*Task to carry out*
Print all entries word for word.

----- Data to use

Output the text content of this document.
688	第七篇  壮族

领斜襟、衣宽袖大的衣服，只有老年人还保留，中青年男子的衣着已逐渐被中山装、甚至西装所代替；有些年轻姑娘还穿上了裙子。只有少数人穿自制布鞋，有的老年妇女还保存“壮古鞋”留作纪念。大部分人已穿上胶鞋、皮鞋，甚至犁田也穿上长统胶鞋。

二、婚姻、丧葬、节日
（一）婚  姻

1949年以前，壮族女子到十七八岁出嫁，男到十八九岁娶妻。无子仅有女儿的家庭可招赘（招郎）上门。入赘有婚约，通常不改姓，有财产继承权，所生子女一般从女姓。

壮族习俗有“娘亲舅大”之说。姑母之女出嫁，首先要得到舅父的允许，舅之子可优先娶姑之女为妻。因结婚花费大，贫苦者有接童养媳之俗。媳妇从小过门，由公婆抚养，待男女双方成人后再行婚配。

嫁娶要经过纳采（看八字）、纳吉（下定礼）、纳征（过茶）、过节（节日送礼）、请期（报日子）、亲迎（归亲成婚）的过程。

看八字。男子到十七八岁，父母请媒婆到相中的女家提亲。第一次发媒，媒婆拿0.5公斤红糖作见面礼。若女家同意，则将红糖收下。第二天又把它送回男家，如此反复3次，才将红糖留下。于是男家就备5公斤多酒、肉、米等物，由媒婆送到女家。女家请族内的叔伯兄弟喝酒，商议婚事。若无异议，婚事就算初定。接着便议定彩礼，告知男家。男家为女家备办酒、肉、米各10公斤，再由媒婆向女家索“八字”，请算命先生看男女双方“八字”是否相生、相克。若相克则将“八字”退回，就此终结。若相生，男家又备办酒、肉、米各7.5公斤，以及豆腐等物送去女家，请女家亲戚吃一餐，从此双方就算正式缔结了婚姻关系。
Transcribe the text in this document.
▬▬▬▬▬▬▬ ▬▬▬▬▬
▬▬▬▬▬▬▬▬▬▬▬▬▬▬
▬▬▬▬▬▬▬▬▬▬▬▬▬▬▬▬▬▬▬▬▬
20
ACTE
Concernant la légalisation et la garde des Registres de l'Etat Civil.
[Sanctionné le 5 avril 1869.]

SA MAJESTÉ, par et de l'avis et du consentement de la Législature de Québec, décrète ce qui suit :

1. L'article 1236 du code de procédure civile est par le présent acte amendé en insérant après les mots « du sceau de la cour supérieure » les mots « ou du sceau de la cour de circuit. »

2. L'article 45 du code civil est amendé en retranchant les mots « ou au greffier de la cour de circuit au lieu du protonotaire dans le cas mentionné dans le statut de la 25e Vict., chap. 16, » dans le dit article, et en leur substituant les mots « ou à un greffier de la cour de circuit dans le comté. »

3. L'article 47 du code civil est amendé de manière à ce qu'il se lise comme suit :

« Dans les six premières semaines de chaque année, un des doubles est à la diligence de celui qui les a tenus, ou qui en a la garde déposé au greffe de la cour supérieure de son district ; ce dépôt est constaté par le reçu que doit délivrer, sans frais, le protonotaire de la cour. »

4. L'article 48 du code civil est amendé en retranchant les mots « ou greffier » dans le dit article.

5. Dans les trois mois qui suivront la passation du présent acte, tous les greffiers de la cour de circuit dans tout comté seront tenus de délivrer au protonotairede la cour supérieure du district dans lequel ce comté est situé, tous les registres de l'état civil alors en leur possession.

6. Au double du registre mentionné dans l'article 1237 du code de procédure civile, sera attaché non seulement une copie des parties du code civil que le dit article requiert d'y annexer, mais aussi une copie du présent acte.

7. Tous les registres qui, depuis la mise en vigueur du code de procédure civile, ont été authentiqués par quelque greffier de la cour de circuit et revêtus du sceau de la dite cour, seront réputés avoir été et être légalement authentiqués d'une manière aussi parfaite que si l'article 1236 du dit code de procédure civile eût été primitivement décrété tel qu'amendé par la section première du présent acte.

----------

*Result for this task*
Output the text content of this document.
688	第七篇  壮族

领斜襟、衣宽袖大的衣服，只有老年人还保留，中青年男子的衣着已逐渐被中山装、甚至西装所代替；有些年轻姑娘还穿上了裙子。只有少数人穿自制布鞋，有的老年妇女还保存“壮古鞋”留作纪念。大部分人已穿上胶鞋、皮鞋，甚至犁田也穿上长统胶鞋。

二、婚姻、丧葬、节日
（一）婚  姻

1949年以前，壮族女子到十七八岁出嫁，男到十八九岁娶妻。无子仅有女儿的家庭可招赘（招郎）上门。入赘有婚约，通常不改姓，有财产继承权，所生子女一般从女姓。

壮族习俗有“娘亲舅大”之说。姑母之女出嫁，首先要得到舅父的允许，舅之子可优先娶姑之女为妻。因结婚花费大，贫苦者有接童养媳之俗。媳妇从小过门，由公婆抚养，待男女双方成人后再行婚配。

嫁娶要经过纳采（看八字）、纳吉（下定礼）、纳征（过茶）、过节（节日送礼）、请期（报日子）、亲迎（归亲成婚）的过程。

看八字。男子到十七八岁，父母请媒婆到相中的女家提亲。第一次发媒，媒婆拿0.5公斤红糖作见面礼。若女家同意，则将红糖收下。第二天又把它送回男家，如此反复3次，才将红糖留下。于是男家就备5公斤多酒、肉、米等物，由媒婆送到女家。女家请族内的叔伯兄弟喝酒，商议婚事。若无异议，婚事就算初定。接着便议定彩礼，告知男家。男家为女家备办酒、肉、米各10公斤，再由媒婆向女家索“八字”，请算命先生看男女双方“八字”是否相生、相克。若相克则将“八字”退回，就此终结。若相生，男家又备办酒、肉、米各7.5公斤，以及豆腐等物送去女家，请女家亲戚吃一餐，从此双方就算正式缔结了婚姻关系。
Transcribe the text in this document.
▬▬▬▬▬▬▬ ▬▬▬▬▬
▬▬▬▬▬▬▬▬▬▬▬▬▬▬
▬▬▬▬▬▬▬▬▬▬▬▬▬▬▬▬▬▬▬▬▬
20
ACTE
Concernant la légalisation et la garde des Registres de l'Etat Civil.
[Sanctionné le 5 avril 1869.]

SA MAJESTÉ, par et de l'avis et du consentement de la Législature de Québec, décrète ce qui suit :

1. L'article 1236 du code de procédure civile est par le présent acte amendé en insérant après les mots « du sceau de la cour supérieure » les mots « ou du sceau de la cour de circuit. »

2. L'article 45 du code civil est amendé en retranchant les mots « ou au greffier de la cour de circuit au lieu du protonotaire dans le cas mentionné dans le statut de la 25e Vict., chap. 16, » dans le dit article, et en leur substituant les mots « ou à un greffier de la cour de circuit dans le comté. »

3. L'article 47 du code civil est amendé de manière à ce qu'il se lise comme suit :

« Dans les six premières semaines de chaque année, un des doubles est à la diligence de celui qui les a tenus, ou qui en a la garde déposé au greffe de la cour supérieure de son district ; ce dépôt est constaté par le reçu que doit délivrer, sans frais, le protonotaire de la cour. »

4. L'article 48 du code civil est amendé en retranchant les mots « ou greffier » dans le dit article.

5. Dans les trois mois qui suivront la passation du présent acte, tous les greffiers de la cour de circuit dans tout comté seront tenus de délivrer au protonotairede la cour supérieure du district dans lequel ce comté est situé, tous les registres de l'état civil alors en leur possession.

6. Au double du registre mentionné dans l'article 1237 du code de procédure civile, sera attaché non seulement une copie des parties du code civil que le dit article requiert d'y annexer, mais aussi une copie du présent acte.

7. Tous les registres qui, depuis la mise en vigueur du code de procédure civile, ont été authentiqués par quelque greffier de la cour de circuit et revêtus du sceau de la dite cour, seront réputés avoir été et être légalement authentiqués d'une manière aussi parfaite que si l'article 1236 du dit code de procédure civile eût été primitivement décrété tel qu'amendé par la section première du présent acte.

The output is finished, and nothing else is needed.